RECORDED INFORMATION »
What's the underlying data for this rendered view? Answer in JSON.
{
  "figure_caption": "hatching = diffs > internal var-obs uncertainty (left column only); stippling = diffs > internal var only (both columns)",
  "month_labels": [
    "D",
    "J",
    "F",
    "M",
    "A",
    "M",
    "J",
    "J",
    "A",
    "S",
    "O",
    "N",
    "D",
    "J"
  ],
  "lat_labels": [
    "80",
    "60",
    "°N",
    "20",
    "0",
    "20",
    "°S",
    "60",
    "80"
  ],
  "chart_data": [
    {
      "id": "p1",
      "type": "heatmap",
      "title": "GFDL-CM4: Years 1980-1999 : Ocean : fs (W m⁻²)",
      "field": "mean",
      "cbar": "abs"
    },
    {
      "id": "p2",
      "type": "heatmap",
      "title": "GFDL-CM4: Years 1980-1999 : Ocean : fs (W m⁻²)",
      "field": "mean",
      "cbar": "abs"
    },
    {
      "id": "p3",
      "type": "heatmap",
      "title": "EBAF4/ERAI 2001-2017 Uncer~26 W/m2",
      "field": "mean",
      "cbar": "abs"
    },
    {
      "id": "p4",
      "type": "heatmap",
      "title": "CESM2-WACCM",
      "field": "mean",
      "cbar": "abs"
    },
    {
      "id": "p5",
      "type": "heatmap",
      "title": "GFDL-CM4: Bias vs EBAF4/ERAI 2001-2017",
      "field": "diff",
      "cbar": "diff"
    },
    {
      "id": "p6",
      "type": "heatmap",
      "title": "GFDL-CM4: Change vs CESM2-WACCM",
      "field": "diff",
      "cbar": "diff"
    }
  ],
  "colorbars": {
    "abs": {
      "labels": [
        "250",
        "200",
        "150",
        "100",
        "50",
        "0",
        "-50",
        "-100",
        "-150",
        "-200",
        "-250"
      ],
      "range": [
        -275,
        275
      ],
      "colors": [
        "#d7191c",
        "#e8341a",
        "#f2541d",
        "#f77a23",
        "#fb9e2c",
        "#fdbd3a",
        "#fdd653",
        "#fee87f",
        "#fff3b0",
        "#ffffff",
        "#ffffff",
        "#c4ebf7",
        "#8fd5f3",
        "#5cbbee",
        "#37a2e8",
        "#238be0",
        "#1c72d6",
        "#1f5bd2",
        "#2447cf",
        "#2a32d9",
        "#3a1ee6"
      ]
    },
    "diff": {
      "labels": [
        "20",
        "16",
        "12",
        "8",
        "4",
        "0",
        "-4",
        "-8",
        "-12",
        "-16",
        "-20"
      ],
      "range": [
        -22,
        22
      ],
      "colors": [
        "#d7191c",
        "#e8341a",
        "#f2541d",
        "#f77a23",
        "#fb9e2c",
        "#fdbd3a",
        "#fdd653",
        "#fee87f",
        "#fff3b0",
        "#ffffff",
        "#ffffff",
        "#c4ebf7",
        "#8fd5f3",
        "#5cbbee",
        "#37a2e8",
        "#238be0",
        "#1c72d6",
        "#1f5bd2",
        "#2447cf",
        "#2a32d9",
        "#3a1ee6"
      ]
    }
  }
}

SHORT TASK » Transcribe all of the material exactly. Omit nothing.

COMPLETE RESPONSE »
What's the underlying data for this rendered view? Answer in JSON.
{
  "figure_caption": "hatching = diffs > internal var-obs uncertainty (left column only); stippling = diffs > internal var only (both columns)",
  "month_labels": [
    "D",
    "J",
    "F",
    "M",
    "A",
    "M",
    "J",
    "J",
    "A",
    "S",
    "O",
    "N",
    "D",
    "J"
  ],
  "lat_labels": [
    "80",
    "60",
    "°N",
    "20",
    "0",
    "20",
    "°S",
    "60",
    "80"
  ],
  "chart_data": [
    {
      "id": "p1",
      "type": "heatmap",
      "title": "GFDL-CM4: Years 1980-1999 : Ocean : fs (W m⁻²)",
      "field": "mean",
      "cbar": "abs"
    },
    {
      "id": "p2",
      "type": "heatmap",
      "title": "GFDL-CM4: Years 1980-1999 : Ocean : fs (W m⁻²)",
      "field": "mean",
      "cbar": "abs"
    },
    {
      "id": "p3",
      "type": "heatmap",
      "title": "EBAF4/ERAI 2001-2017 Uncer~26 W/m2",
      "field": "mean",
      "cbar": "abs"
    },
    {
      "id": "p4",
      "type": "heatmap",
      "title": "CESM2-WACCM",
      "field": "mean",
      "cbar": "abs"
    },
    {
      "id": "p5",
      "type": "heatmap",
      "title": "GFDL-CM4: Bias vs EBAF4/ERAI 2001-2017",
      "field": "diff",
      "cbar": "diff"
    },
    {
      "id": "p6",
      "type": "heatmap",
      "title": "GFDL-CM4: Change vs CESM2-WACCM",
      "field": "diff",
      "cbar": "diff"
    }
  ],
  "colorbars": {
    "abs": {
      "labels": [
        "250",
        "200",
        "150",
        "100",
        "50",
        "0",
        "-50",
        "-100",
        "-150",
        "-200",
        "-250"
      ],
      "range": [
        -275,
        275
      ],
      "colors": [
        "#d7191c",
        "#e8341a",
        "#f2541d",
        "#f77a23",
        "#fb9e2c",
        "#fdbd3a",
        "#fdd653",
        "#fee87f",
        "#fff3b0",
        "#ffffff",
        "#ffffff",
        "#c4ebf7",
        "#8fd5f3",
        "#5cbbee",
        "#37a2e8",
        "#238be0",
        "#1c72d6",
        "#1f5bd2",
        "#2447cf",
        "#2a32d9",
        "#3a1ee6"
      ]
    },
    "diff": {
      "labels": [
        "20",
        "16",
        "12",
        "8",
        "4",
        "0",
        "-4",
        "-8",
        "-12",
        "-16",
        "-20"
      ],
      "range": [
        -22,
        22
      ],
      "colors": [
        "#d7191c",
        "#e8341a",
        "#f2541d",
        "#f77a23",
        "#fb9e2c",
        "#fdbd3a",
        "#fdd653",
        "#fee87f",
        "#fff3b0",
        "#ffffff",
        "#ffffff",
        "#c4ebf7",
        "#8fd5f3",
        "#5cbbee",
        "#37a2e8",
        "#238be0",
        "#1c72d6",
        "#1f5bd2",
        "#2447cf",
        "#2a32d9",
        "#3a1ee6"
      ]
    }
  }
}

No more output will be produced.